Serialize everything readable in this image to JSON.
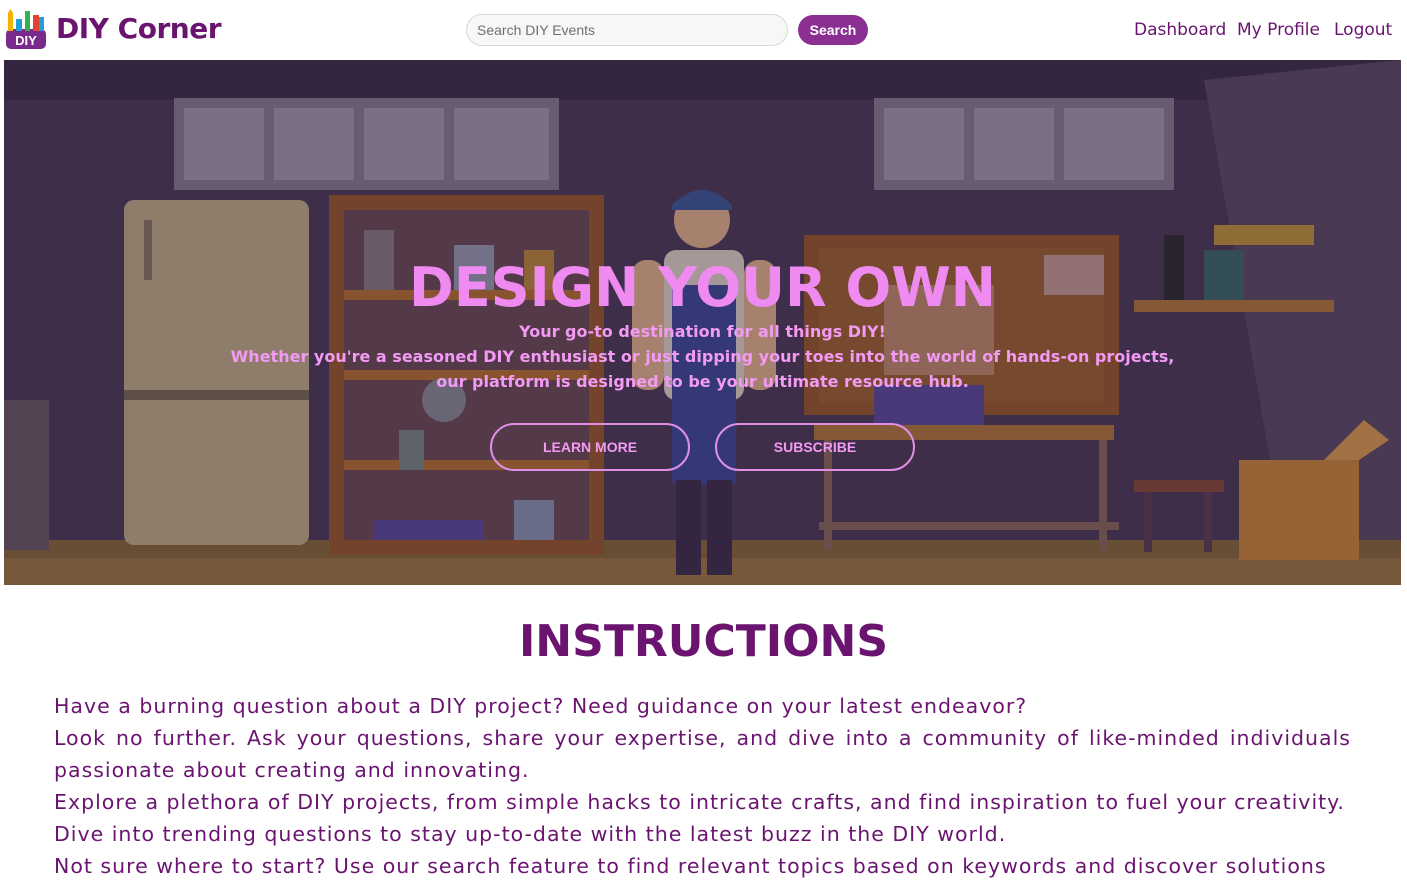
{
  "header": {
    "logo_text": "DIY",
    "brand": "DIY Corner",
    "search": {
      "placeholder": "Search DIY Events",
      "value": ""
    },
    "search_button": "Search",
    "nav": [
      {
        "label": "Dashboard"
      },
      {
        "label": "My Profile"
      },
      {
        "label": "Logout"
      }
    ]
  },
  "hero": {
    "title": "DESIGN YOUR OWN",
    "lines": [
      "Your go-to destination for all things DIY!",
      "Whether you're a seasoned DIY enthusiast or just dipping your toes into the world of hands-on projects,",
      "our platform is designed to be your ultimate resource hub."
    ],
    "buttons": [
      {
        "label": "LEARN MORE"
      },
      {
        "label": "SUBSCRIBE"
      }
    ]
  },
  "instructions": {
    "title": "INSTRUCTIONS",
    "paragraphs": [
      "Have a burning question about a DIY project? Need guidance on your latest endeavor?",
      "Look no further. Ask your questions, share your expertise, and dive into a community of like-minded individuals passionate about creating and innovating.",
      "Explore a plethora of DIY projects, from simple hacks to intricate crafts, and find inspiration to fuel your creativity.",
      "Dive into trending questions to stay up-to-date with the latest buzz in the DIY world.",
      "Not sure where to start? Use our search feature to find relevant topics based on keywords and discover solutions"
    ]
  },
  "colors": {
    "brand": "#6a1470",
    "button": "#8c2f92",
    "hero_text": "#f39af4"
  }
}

...

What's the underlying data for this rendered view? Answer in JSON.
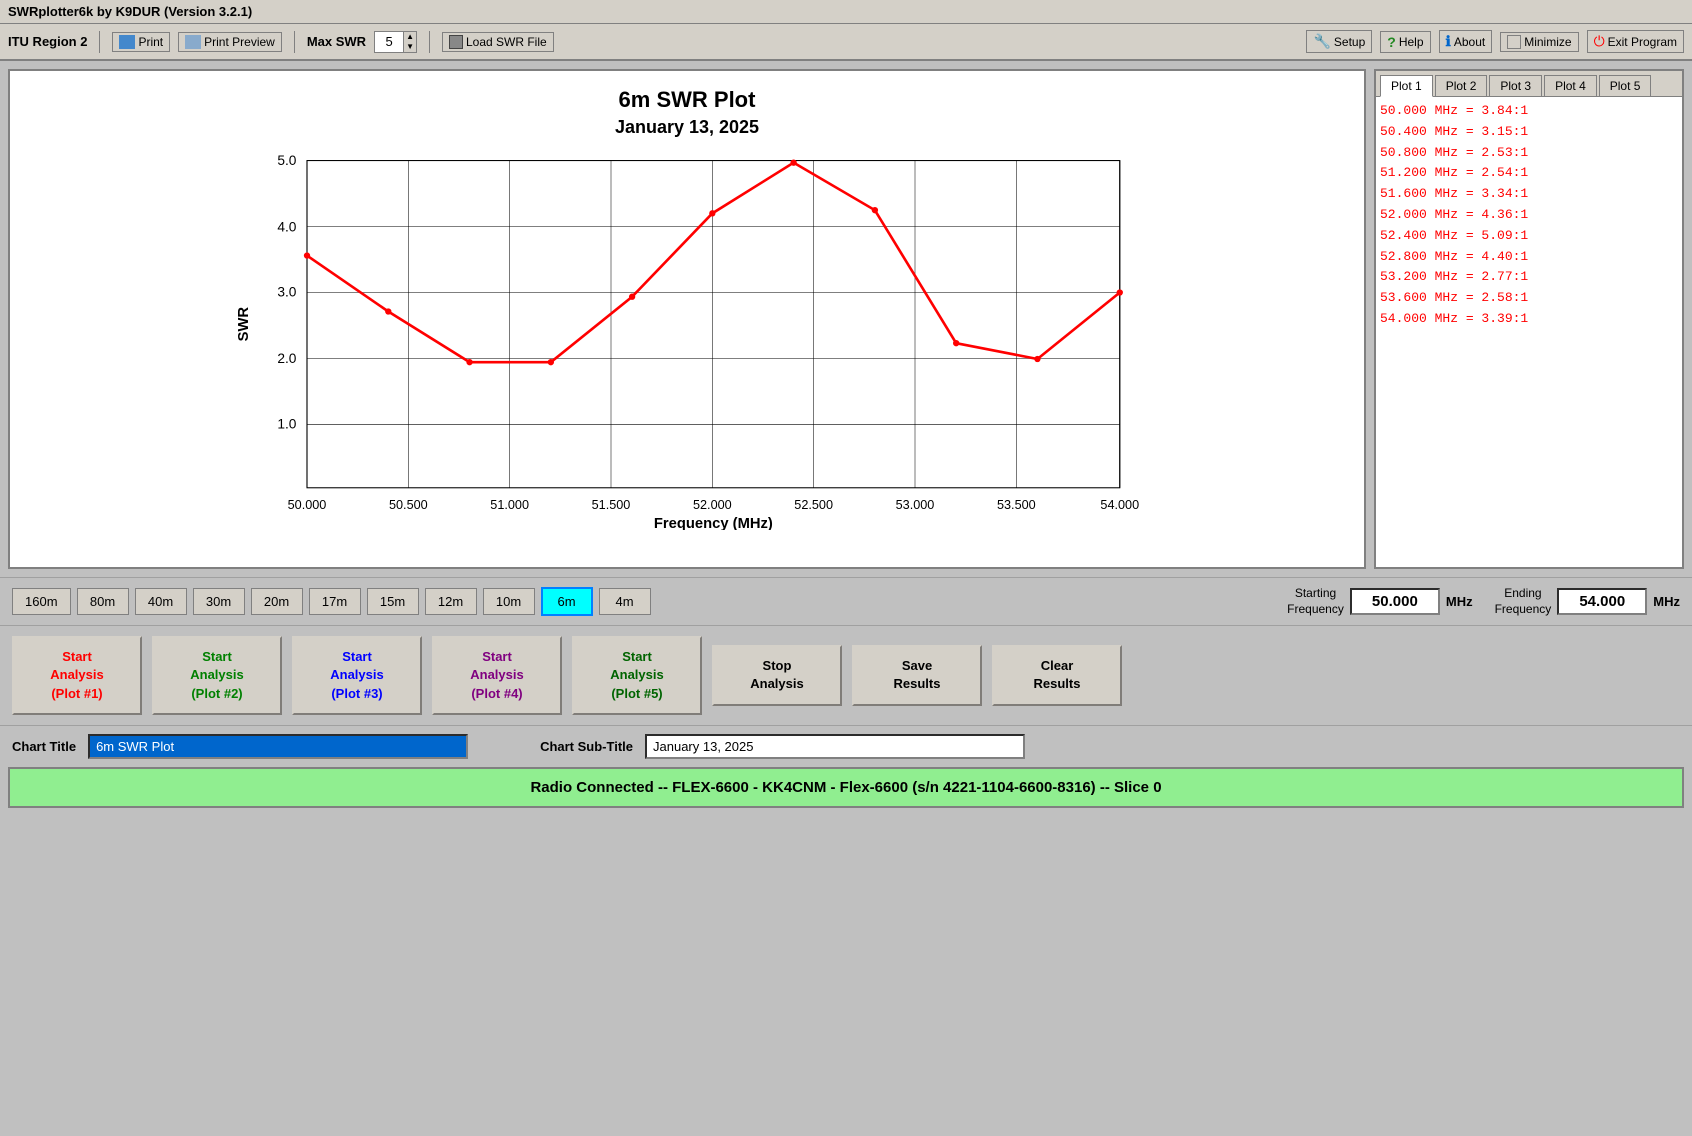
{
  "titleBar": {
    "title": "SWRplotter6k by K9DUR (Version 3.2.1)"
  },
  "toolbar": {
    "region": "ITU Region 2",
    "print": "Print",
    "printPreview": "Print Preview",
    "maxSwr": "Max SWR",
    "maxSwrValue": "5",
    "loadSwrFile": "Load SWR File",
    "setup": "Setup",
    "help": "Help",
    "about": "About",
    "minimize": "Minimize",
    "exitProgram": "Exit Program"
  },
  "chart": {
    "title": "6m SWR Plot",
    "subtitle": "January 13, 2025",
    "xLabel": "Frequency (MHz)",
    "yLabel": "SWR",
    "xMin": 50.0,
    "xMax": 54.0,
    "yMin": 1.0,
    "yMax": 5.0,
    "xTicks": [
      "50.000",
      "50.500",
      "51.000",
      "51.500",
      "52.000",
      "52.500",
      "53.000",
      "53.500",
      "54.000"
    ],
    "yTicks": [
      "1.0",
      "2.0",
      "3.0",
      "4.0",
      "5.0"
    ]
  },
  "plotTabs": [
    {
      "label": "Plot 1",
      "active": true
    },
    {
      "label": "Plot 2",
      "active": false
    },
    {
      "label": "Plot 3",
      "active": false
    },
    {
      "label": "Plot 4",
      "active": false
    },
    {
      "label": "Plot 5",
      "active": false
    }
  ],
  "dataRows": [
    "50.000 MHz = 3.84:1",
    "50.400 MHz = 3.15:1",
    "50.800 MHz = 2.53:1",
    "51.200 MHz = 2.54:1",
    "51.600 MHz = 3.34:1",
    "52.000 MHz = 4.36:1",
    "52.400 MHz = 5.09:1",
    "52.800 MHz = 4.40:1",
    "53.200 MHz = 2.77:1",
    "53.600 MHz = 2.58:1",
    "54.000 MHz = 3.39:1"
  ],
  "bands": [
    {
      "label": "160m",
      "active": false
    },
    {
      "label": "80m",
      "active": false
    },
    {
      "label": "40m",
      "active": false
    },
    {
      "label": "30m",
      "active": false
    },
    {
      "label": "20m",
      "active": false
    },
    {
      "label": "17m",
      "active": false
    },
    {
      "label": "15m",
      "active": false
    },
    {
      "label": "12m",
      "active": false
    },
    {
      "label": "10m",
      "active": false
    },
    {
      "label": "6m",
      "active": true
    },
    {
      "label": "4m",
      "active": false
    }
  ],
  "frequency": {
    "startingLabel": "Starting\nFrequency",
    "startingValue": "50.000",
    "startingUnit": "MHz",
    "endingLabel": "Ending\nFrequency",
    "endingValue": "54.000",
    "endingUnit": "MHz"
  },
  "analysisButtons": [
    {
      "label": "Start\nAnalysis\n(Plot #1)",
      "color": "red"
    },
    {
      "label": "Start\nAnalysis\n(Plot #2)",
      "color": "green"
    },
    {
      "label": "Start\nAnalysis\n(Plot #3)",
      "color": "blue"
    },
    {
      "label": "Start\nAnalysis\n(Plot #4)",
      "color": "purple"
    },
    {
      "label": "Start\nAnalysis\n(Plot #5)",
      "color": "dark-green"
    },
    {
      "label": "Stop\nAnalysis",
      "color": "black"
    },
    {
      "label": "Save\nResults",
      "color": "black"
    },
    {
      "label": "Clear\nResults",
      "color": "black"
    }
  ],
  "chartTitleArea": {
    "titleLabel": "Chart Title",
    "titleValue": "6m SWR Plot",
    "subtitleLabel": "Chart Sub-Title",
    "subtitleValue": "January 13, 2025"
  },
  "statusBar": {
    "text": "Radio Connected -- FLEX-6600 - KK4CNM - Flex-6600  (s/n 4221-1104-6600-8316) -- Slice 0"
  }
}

* * *

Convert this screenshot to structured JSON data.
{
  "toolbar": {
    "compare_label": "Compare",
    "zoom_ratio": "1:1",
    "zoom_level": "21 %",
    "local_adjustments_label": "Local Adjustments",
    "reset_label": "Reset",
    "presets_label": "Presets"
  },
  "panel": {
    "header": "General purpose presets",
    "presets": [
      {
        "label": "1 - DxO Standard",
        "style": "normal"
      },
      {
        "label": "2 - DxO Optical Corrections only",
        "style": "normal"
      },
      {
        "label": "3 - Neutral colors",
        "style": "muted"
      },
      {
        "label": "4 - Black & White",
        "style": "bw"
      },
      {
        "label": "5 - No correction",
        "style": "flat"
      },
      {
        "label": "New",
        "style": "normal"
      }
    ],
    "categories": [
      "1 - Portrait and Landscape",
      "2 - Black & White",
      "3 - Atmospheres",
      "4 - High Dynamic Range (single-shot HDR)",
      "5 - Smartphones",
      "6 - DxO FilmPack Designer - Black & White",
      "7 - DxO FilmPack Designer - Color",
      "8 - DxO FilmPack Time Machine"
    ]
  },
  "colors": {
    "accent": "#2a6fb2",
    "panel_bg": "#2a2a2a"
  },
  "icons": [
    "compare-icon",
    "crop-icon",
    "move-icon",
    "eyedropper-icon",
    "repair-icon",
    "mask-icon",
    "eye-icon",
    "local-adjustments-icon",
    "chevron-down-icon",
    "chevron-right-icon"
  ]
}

**SHORT TASK:** Find the lines above that contain the word "this" and collect them.

**EXERCISE RESPONSE:**
Serialize everything readable in this image to JSON.
What's the underlying data for this rendered view? Answer in JSON.
Convert this screenshot to structured JSON data.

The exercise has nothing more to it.